**Exercise**
Please transcribe the records precisely; pictures stay out of your copy.

Figure record listings:
"""
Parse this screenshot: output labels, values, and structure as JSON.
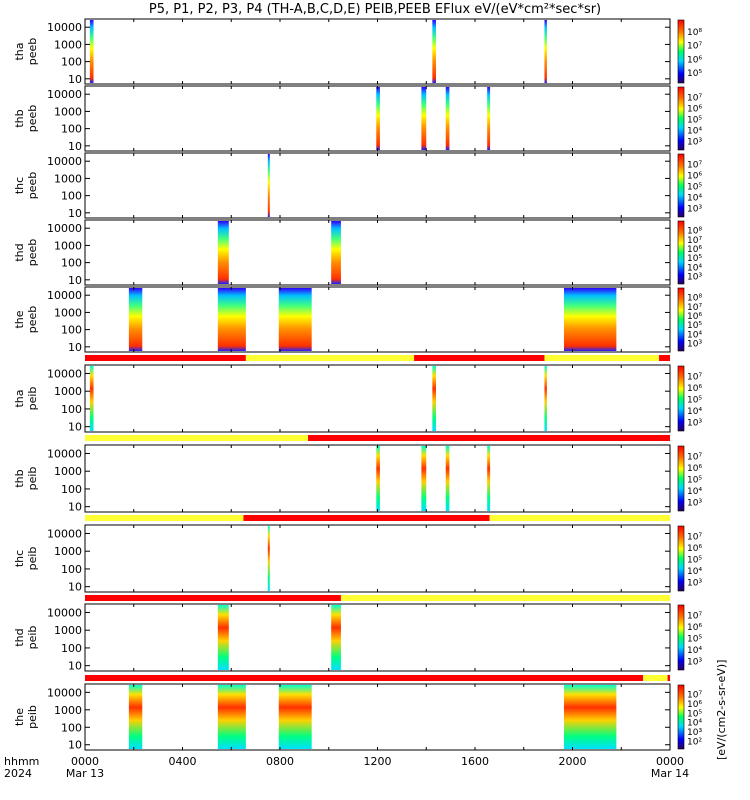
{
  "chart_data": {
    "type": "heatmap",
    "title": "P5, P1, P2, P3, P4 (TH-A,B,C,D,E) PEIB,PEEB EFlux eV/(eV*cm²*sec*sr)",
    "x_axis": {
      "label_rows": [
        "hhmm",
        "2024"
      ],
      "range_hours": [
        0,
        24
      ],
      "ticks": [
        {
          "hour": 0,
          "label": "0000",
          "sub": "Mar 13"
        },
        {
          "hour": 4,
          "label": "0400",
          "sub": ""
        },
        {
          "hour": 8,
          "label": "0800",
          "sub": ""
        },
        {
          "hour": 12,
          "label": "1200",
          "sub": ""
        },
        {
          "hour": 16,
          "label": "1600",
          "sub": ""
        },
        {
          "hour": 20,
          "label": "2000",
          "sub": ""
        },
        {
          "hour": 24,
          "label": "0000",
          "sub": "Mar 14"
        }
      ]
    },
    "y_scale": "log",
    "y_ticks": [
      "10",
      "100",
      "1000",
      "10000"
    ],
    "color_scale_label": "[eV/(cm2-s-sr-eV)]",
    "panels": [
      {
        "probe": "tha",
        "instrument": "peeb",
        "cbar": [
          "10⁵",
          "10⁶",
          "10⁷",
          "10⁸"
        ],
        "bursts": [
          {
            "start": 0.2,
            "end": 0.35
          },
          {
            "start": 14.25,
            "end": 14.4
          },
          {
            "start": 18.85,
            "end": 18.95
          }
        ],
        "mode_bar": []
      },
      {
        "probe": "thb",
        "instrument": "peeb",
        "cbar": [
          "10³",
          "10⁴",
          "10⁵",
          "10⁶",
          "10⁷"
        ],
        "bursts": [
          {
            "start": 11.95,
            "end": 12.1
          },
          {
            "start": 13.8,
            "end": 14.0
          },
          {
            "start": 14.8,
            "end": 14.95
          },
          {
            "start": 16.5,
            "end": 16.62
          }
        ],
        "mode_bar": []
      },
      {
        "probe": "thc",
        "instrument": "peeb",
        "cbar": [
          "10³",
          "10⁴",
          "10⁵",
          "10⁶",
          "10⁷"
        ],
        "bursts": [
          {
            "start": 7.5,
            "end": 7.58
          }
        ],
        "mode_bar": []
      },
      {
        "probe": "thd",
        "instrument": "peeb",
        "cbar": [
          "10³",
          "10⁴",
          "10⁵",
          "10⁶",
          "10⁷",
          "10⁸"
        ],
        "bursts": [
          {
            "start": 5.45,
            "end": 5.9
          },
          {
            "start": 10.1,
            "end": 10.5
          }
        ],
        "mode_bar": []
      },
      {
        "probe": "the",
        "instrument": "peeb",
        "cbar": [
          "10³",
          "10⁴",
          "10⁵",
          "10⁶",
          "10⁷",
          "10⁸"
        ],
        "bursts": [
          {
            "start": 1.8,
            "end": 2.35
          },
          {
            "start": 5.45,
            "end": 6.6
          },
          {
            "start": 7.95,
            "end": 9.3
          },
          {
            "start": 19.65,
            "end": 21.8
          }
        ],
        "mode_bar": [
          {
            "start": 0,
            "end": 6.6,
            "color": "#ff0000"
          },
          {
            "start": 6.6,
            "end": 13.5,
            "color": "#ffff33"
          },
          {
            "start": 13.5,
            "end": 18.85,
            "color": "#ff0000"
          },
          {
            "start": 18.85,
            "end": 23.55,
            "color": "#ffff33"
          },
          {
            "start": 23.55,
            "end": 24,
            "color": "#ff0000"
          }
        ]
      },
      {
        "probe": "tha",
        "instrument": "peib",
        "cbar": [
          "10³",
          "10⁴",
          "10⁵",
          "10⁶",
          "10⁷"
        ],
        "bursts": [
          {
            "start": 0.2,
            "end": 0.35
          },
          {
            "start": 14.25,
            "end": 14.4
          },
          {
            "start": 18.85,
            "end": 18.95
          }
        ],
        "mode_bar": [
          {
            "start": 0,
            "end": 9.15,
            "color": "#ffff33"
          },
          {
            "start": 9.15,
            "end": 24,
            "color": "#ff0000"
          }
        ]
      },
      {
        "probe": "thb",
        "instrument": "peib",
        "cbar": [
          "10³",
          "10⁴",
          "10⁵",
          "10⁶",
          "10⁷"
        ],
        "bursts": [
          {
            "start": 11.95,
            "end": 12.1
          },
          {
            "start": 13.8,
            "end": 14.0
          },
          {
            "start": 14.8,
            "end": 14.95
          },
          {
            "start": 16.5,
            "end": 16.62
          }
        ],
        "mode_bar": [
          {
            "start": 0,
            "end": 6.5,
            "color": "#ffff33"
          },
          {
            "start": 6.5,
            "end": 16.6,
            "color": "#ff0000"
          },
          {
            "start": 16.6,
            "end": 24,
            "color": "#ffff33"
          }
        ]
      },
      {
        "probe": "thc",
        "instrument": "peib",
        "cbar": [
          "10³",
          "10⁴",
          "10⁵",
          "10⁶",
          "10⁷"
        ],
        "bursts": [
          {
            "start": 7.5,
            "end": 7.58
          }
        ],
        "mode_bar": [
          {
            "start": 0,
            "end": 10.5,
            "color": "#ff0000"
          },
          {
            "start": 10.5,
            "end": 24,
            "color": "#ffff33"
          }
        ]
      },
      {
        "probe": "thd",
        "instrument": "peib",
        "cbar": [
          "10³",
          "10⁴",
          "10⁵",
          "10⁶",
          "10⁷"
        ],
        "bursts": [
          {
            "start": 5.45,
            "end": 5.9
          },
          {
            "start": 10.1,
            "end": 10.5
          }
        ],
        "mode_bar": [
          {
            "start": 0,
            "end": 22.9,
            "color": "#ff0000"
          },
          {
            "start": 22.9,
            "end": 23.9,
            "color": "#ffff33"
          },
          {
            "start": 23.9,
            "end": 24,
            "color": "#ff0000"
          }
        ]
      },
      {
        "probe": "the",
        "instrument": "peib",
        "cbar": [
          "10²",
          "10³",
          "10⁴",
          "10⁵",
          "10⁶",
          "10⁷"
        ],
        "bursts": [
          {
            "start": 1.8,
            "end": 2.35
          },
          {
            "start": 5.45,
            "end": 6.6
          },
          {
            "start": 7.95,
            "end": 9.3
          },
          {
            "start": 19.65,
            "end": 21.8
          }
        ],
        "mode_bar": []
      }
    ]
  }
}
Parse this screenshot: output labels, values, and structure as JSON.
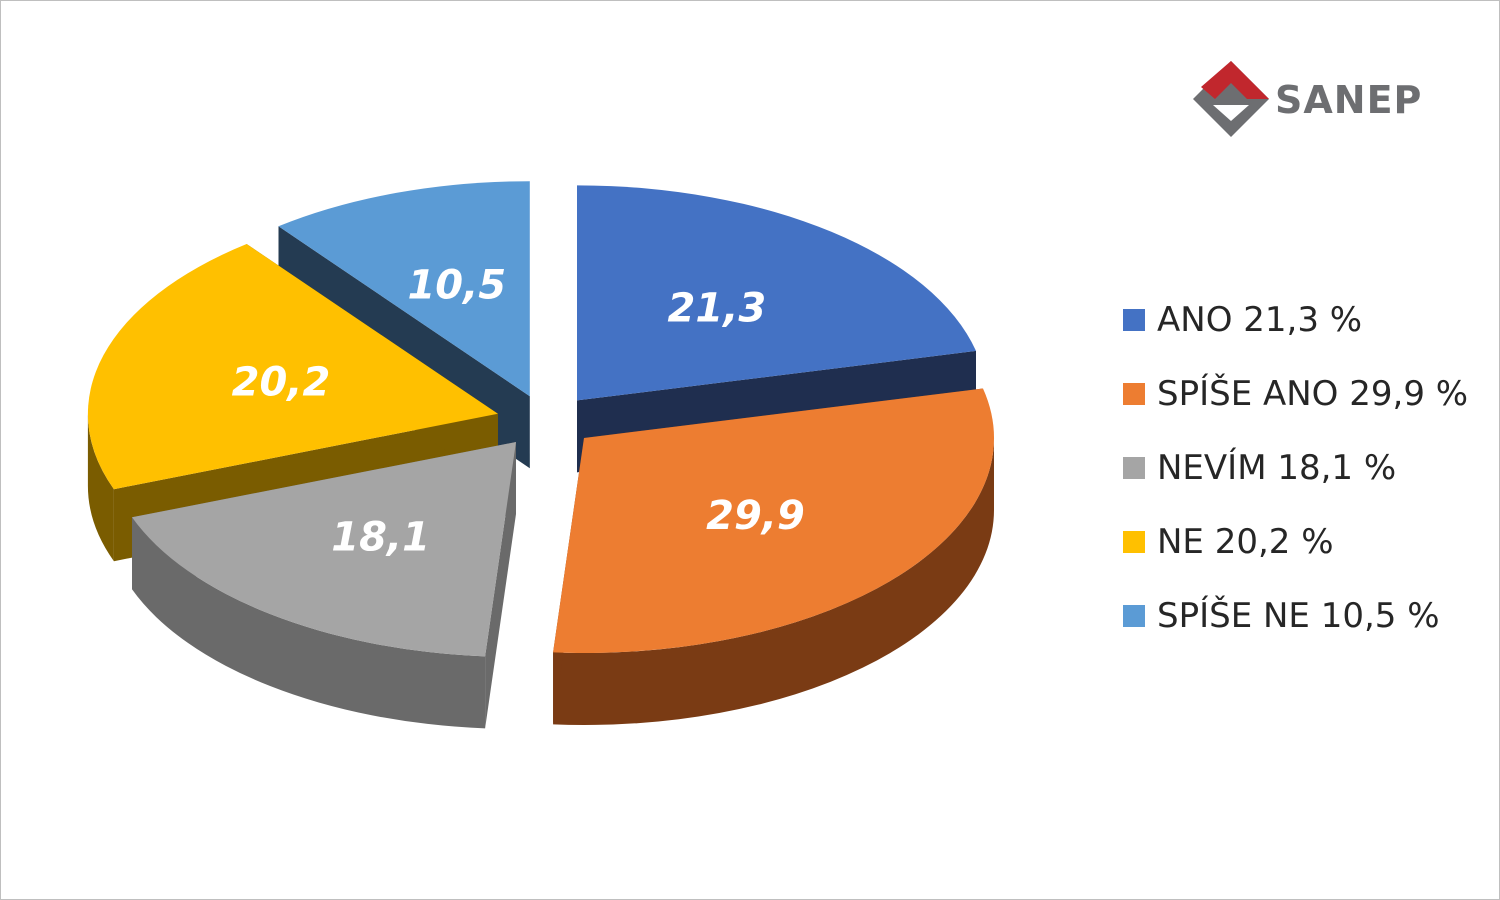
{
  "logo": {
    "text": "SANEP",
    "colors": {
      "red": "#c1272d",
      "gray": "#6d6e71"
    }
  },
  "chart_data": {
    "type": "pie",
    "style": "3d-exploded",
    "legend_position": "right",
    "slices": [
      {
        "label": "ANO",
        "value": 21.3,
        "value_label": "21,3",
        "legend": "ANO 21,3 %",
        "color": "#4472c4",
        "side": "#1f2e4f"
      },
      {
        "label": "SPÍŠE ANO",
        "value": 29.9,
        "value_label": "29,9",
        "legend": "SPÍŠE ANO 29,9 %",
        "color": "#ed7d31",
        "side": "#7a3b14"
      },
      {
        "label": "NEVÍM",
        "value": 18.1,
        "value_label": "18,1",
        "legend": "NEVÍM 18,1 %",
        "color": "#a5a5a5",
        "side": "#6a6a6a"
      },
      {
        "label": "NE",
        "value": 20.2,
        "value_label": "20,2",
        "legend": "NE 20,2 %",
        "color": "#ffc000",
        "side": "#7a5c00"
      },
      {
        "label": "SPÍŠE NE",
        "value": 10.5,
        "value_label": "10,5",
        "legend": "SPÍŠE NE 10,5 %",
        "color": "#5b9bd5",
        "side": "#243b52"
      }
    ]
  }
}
"""
**Answer to this task**
Parse this screenshot: output labels, values, and structure as JSON.
{
  "chart_data": {
    "type": "heatmap",
    "title": "P5, P1, P2, P3, P4 (TH-A,B,C,D,E) PEIB,PEEB EFlux eV/(eV*cm²*sec*sr)",
    "x_axis": {
      "label_rows": [
        "hhmm",
        "2024"
      ],
      "range_hours": [
        0,
        24
      ],
      "ticks": [
        {
          "hour": 0,
          "label": "0000",
          "sub": "Mar 13"
        },
        {
          "hour": 4,
          "label": "0400",
          "sub": ""
        },
        {
          "hour": 8,
          "label": "0800",
          "sub": ""
        },
        {
          "hour": 12,
          "label": "1200",
          "sub": ""
        },
        {
          "hour": 16,
          "label": "1600",
          "sub": ""
        },
        {
          "hour": 20,
          "label": "2000",
          "sub": ""
        },
        {
          "hour": 24,
          "label": "0000",
          "sub": "Mar 14"
        }
      ]
    },
    "y_scale": "log",
    "y_ticks": [
      "10",
      "100",
      "1000",
      "10000"
    ],
    "color_scale_label": "[eV/(cm2-s-sr-eV)]",
    "panels": [
      {
        "probe": "tha",
        "instrument": "peeb",
        "cbar": [
          "10⁵",
          "10⁶",
          "10⁷",
          "10⁸"
        ],
        "bursts": [
          {
            "start": 0.2,
            "end": 0.35
          },
          {
            "start": 14.25,
            "end": 14.4
          },
          {
            "start": 18.85,
            "end": 18.95
          }
        ],
        "mode_bar": []
      },
      {
        "probe": "thb",
        "instrument": "peeb",
        "cbar": [
          "10³",
          "10⁴",
          "10⁵",
          "10⁶",
          "10⁷"
        ],
        "bursts": [
          {
            "start": 11.95,
            "end": 12.1
          },
          {
            "start": 13.8,
            "end": 14.0
          },
          {
            "start": 14.8,
            "end": 14.95
          },
          {
            "start": 16.5,
            "end": 16.62
          }
        ],
        "mode_bar": []
      },
      {
        "probe": "thc",
        "instrument": "peeb",
        "cbar": [
          "10³",
          "10⁴",
          "10⁵",
          "10⁶",
          "10⁷"
        ],
        "bursts": [
          {
            "start": 7.5,
            "end": 7.58
          }
        ],
        "mode_bar": []
      },
      {
        "probe": "thd",
        "instrument": "peeb",
        "cbar": [
          "10³",
          "10⁴",
          "10⁵",
          "10⁶",
          "10⁷",
          "10⁸"
        ],
        "bursts": [
          {
            "start": 5.45,
            "end": 5.9
          },
          {
            "start": 10.1,
            "end": 10.5
          }
        ],
        "mode_bar": []
      },
      {
        "probe": "the",
        "instrument": "peeb",
        "cbar": [
          "10³",
          "10⁴",
          "10⁵",
          "10⁶",
          "10⁷",
          "10⁸"
        ],
        "bursts": [
          {
            "start": 1.8,
            "end": 2.35
          },
          {
            "start": 5.45,
            "end": 6.6
          },
          {
            "start": 7.95,
            "end": 9.3
          },
          {
            "start": 19.65,
            "end": 21.8
          }
        ],
        "mode_bar": [
          {
            "start": 0,
            "end": 6.6,
            "color": "#ff0000"
          },
          {
            "start": 6.6,
            "end": 13.5,
            "color": "#ffff33"
          },
          {
            "start": 13.5,
            "end": 18.85,
            "color": "#ff0000"
          },
          {
            "start": 18.85,
            "end": 23.55,
            "color": "#ffff33"
          },
          {
            "start": 23.55,
            "end": 24,
            "color": "#ff0000"
          }
        ]
      },
      {
        "probe": "tha",
        "instrument": "peib",
        "cbar": [
          "10³",
          "10⁴",
          "10⁵",
          "10⁶",
          "10⁷"
        ],
        "bursts": [
          {
            "start": 0.2,
            "end": 0.35
          },
          {
            "start": 14.25,
            "end": 14.4
          },
          {
            "start": 18.85,
            "end": 18.95
          }
        ],
        "mode_bar": [
          {
            "start": 0,
            "end": 9.15,
            "color": "#ffff33"
          },
          {
            "start": 9.15,
            "end": 24,
            "color": "#ff0000"
          }
        ]
      },
      {
        "probe": "thb",
        "instrument": "peib",
        "cbar": [
          "10³",
          "10⁴",
          "10⁵",
          "10⁶",
          "10⁷"
        ],
        "bursts": [
          {
            "start": 11.95,
            "end": 12.1
          },
          {
            "start": 13.8,
            "end": 14.0
          },
          {
            "start": 14.8,
            "end": 14.95
          },
          {
            "start": 16.5,
            "end": 16.62
          }
        ],
        "mode_bar": [
          {
            "start": 0,
            "end": 6.5,
            "color": "#ffff33"
          },
          {
            "start": 6.5,
            "end": 16.6,
            "color": "#ff0000"
          },
          {
            "start": 16.6,
            "end": 24,
            "color": "#ffff33"
          }
        ]
      },
      {
        "probe": "thc",
        "instrument": "peib",
        "cbar": [
          "10³",
          "10⁴",
          "10⁵",
          "10⁶",
          "10⁷"
        ],
        "bursts": [
          {
            "start": 7.5,
            "end": 7.58
          }
        ],
        "mode_bar": [
          {
            "start": 0,
            "end": 10.5,
            "color": "#ff0000"
          },
          {
            "start": 10.5,
            "end": 24,
            "color": "#ffff33"
          }
        ]
      },
      {
        "probe": "thd",
        "instrument": "peib",
        "cbar": [
          "10³",
          "10⁴",
          "10⁵",
          "10⁶",
          "10⁷"
        ],
        "bursts": [
          {
            "start": 5.45,
            "end": 5.9
          },
          {
            "start": 10.1,
            "end": 10.5
          }
        ],
        "mode_bar": [
          {
            "start": 0,
            "end": 22.9,
            "color": "#ff0000"
          },
          {
            "start": 22.9,
            "end": 23.9,
            "color": "#ffff33"
          },
          {
            "start": 23.9,
            "end": 24,
            "color": "#ff0000"
          }
        ]
      },
      {
        "probe": "the",
        "instrument": "peib",
        "cbar": [
          "10²",
          "10³",
          "10⁴",
          "10⁵",
          "10⁶",
          "10⁷"
        ],
        "bursts": [
          {
            "start": 1.8,
            "end": 2.35
          },
          {
            "start": 5.45,
            "end": 6.6
          },
          {
            "start": 7.95,
            "end": 9.3
          },
          {
            "start": 19.65,
            "end": 21.8
          }
        ],
        "mode_bar": []
      }
    ]
  }
}
Parse this screenshot: output labels, values, and structure as JSON.
{
  "logo": {
    "text": "SANEP",
    "colors": {
      "red": "#c1272d",
      "gray": "#6d6e71"
    }
  },
  "chart_data": {
    "type": "pie",
    "style": "3d-exploded",
    "legend_position": "right",
    "slices": [
      {
        "label": "ANO",
        "value": 21.3,
        "value_label": "21,3",
        "legend": "ANO 21,3 %",
        "color": "#4472c4",
        "side": "#1f2e4f"
      },
      {
        "label": "SPÍŠE ANO",
        "value": 29.9,
        "value_label": "29,9",
        "legend": "SPÍŠE ANO 29,9 %",
        "color": "#ed7d31",
        "side": "#7a3b14"
      },
      {
        "label": "NEVÍM",
        "value": 18.1,
        "value_label": "18,1",
        "legend": "NEVÍM 18,1 %",
        "color": "#a5a5a5",
        "side": "#6a6a6a"
      },
      {
        "label": "NE",
        "value": 20.2,
        "value_label": "20,2",
        "legend": "NE 20,2 %",
        "color": "#ffc000",
        "side": "#7a5c00"
      },
      {
        "label": "SPÍŠE NE",
        "value": 10.5,
        "value_label": "10,5",
        "legend": "SPÍŠE NE 10,5 %",
        "color": "#5b9bd5",
        "side": "#243b52"
      }
    ]
  }
}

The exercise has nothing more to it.